* start RECORDS FOR THIS EXERCISE *
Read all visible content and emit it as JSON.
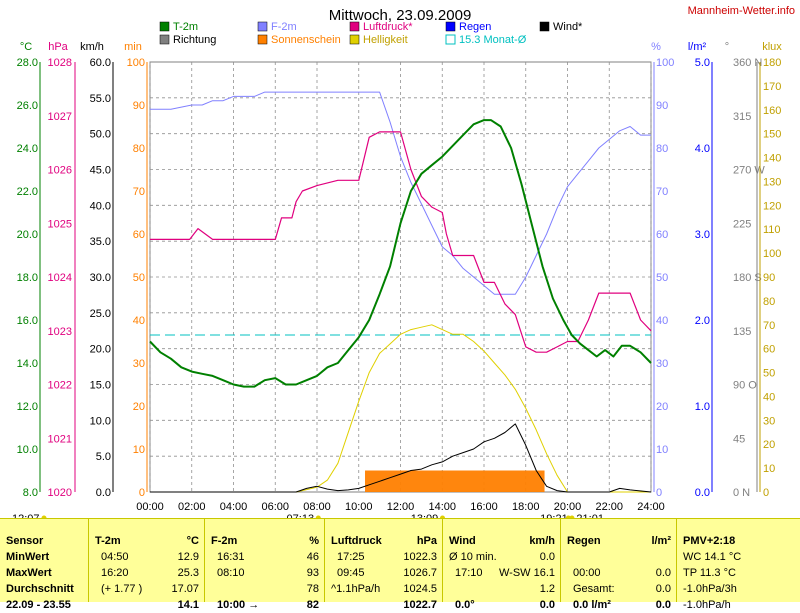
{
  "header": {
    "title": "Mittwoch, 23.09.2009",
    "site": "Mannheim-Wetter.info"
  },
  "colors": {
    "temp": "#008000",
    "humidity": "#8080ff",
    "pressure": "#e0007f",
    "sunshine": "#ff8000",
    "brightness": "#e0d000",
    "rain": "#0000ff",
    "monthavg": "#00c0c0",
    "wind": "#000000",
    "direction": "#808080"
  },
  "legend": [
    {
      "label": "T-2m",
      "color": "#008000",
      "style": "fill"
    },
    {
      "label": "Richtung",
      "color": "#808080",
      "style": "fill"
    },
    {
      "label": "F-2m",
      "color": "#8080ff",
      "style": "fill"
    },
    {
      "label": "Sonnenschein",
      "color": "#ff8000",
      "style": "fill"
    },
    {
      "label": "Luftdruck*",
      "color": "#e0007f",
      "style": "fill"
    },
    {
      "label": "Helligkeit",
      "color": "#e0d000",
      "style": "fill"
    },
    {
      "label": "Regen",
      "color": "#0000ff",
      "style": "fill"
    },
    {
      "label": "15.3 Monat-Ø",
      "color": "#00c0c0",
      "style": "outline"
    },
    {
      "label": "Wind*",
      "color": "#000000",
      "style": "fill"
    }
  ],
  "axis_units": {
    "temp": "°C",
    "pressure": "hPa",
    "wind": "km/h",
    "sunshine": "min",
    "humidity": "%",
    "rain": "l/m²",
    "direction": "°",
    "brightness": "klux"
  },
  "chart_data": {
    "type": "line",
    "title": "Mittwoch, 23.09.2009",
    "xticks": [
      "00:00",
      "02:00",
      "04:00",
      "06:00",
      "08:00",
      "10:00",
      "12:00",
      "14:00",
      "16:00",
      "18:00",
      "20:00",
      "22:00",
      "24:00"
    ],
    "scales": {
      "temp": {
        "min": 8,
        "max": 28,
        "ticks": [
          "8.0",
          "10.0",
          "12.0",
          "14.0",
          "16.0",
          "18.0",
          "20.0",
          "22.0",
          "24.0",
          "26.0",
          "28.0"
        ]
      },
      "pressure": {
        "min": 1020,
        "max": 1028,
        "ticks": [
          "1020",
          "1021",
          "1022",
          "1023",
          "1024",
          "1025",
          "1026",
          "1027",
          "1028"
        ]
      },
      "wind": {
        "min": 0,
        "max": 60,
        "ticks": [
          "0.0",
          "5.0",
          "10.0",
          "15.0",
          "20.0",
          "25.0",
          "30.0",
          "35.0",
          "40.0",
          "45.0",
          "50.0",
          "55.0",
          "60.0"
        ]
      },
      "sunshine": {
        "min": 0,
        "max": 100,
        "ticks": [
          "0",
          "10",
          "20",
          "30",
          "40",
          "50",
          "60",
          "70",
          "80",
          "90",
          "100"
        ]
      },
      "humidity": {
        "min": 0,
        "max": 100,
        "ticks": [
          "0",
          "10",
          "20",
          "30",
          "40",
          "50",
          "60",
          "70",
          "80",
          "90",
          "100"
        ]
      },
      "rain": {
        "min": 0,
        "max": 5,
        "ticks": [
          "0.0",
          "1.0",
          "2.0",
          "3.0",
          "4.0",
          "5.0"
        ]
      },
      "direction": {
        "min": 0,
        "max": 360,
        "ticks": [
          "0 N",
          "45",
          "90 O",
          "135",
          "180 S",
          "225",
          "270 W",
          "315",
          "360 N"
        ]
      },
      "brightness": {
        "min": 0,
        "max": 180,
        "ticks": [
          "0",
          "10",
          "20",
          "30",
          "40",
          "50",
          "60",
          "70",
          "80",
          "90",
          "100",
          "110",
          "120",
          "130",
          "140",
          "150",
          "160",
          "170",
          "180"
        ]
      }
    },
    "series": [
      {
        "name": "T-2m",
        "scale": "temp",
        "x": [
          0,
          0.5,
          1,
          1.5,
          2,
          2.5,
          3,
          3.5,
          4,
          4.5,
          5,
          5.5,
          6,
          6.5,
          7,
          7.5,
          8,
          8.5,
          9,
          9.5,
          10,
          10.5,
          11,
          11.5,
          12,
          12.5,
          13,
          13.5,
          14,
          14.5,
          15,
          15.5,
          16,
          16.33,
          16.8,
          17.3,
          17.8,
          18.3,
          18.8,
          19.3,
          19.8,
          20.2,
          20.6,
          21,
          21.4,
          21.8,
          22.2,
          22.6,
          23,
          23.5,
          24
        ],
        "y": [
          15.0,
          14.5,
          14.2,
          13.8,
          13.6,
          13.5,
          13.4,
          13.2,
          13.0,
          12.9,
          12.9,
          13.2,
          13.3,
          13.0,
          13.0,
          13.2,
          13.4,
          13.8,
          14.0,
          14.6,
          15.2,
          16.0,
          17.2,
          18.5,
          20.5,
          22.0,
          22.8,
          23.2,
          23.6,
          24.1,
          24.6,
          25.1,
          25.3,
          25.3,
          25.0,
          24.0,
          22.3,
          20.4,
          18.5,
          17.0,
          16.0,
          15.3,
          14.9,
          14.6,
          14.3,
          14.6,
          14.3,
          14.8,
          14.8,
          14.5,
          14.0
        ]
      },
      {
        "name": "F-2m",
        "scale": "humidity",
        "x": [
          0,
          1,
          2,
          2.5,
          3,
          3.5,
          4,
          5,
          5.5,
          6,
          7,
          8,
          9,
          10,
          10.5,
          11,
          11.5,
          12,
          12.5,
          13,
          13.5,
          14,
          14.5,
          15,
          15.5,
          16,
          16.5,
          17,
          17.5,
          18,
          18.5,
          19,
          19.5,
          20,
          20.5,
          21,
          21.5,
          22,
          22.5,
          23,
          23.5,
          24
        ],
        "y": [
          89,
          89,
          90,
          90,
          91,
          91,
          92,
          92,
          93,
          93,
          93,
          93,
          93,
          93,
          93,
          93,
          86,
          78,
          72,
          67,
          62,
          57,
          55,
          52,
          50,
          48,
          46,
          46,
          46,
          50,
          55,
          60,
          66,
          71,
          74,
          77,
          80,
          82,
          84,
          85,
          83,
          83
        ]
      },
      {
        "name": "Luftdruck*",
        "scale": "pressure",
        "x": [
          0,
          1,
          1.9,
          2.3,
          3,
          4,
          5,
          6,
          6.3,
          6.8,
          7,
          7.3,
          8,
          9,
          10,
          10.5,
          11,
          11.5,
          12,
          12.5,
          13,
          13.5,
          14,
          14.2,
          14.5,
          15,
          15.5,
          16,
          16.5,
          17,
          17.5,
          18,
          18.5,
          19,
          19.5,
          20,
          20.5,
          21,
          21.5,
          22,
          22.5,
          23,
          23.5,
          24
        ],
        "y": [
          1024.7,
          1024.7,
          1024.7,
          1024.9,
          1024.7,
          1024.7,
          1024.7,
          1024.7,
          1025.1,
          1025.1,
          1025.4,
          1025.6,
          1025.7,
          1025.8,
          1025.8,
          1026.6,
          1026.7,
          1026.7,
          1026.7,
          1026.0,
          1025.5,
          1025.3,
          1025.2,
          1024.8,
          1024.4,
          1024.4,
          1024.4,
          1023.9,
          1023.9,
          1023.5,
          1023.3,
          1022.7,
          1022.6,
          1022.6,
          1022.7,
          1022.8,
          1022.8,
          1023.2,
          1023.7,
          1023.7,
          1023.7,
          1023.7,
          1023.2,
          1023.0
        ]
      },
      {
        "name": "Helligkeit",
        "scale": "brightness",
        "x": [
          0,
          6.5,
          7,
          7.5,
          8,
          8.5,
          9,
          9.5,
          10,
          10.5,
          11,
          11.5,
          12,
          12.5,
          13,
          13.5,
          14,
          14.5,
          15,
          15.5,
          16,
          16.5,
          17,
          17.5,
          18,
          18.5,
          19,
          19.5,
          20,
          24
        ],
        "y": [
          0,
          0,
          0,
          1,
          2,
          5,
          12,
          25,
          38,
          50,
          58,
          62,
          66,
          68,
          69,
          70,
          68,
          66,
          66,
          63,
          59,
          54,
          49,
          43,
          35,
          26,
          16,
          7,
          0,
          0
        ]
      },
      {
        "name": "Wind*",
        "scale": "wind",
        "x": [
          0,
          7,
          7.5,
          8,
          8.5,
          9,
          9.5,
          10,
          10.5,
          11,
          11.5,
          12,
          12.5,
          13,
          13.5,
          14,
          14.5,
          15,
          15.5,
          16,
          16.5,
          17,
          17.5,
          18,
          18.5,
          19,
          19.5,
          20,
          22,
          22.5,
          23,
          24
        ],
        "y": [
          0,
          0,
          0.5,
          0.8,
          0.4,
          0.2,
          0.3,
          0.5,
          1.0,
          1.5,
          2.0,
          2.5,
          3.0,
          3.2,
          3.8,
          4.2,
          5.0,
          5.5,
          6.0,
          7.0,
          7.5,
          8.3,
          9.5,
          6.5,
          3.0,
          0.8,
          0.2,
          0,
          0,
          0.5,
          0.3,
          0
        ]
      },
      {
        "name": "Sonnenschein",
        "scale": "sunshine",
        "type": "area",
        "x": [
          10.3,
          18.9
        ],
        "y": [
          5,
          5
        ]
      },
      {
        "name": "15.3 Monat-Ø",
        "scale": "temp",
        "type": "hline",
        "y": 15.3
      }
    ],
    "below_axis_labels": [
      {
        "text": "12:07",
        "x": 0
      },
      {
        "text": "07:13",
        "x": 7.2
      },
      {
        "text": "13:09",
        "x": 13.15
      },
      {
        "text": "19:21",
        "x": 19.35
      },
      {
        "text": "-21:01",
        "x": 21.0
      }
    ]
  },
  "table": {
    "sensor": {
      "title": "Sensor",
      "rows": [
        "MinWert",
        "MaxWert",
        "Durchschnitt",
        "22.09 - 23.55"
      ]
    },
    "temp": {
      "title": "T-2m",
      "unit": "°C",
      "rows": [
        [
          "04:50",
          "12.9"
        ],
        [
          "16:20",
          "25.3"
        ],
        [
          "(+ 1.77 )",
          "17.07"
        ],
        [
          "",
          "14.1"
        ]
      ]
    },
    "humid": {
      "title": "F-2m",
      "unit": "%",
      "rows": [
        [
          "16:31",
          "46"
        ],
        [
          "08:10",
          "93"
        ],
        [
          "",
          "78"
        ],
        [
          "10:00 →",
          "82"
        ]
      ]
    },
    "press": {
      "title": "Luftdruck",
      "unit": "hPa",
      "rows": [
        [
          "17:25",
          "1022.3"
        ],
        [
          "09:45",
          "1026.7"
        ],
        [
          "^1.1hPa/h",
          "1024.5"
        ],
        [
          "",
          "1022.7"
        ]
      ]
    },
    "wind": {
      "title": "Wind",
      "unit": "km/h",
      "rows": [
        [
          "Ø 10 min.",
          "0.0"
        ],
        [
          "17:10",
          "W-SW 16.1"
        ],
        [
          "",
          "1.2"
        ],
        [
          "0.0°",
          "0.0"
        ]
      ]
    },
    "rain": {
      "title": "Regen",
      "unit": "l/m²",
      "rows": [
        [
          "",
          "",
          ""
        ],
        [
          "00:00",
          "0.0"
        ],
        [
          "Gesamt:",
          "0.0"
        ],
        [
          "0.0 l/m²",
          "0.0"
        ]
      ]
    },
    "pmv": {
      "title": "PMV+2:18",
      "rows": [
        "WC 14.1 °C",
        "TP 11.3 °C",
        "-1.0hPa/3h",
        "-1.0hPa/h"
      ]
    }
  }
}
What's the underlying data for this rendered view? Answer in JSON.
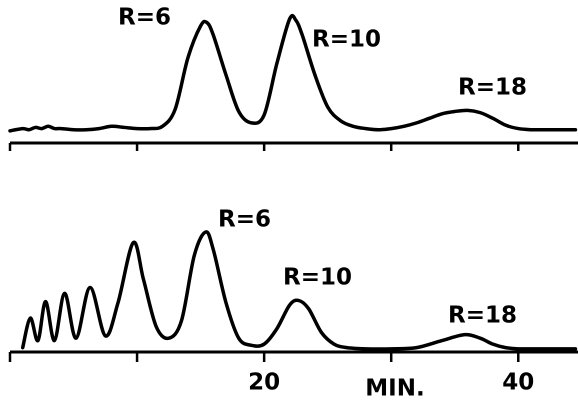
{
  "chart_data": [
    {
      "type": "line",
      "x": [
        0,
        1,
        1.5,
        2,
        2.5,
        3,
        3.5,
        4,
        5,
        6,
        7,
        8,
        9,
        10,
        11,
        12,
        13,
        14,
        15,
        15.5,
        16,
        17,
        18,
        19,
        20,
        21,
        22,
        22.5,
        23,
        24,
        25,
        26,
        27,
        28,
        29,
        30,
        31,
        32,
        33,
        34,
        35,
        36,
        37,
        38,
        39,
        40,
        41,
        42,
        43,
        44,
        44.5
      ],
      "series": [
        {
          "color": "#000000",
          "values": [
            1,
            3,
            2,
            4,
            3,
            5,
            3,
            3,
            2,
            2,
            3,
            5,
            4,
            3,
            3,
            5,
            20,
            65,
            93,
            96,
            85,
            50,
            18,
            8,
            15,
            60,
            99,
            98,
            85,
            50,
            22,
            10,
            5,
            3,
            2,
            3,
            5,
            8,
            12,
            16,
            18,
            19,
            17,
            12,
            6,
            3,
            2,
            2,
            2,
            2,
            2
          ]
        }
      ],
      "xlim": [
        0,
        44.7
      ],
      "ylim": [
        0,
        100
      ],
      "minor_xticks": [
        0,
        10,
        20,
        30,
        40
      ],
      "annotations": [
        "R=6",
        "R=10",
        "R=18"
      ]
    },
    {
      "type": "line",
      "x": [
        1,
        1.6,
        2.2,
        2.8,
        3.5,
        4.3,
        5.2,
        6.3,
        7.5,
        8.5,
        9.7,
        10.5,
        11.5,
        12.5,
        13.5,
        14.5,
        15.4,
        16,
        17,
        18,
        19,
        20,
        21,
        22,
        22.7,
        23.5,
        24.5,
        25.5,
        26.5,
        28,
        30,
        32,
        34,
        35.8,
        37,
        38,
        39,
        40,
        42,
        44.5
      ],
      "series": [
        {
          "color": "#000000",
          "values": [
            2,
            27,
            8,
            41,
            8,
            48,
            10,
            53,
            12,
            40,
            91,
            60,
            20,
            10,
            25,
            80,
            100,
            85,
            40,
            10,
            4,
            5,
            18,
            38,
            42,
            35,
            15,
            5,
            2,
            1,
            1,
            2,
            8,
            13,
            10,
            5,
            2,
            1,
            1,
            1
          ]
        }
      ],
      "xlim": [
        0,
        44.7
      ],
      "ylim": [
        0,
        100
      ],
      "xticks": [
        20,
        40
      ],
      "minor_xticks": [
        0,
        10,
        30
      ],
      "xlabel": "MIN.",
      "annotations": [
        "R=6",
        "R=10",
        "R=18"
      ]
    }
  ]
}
* end RECORDS FOR THIS EXERCISE *
• _YOUR INSTRUCTIONS_
Pick out the lines above that hold the string "direction" and show them.

• _IN RESPONSE_
    "direction": "#808080"
    "direction": "°",
      "direction": {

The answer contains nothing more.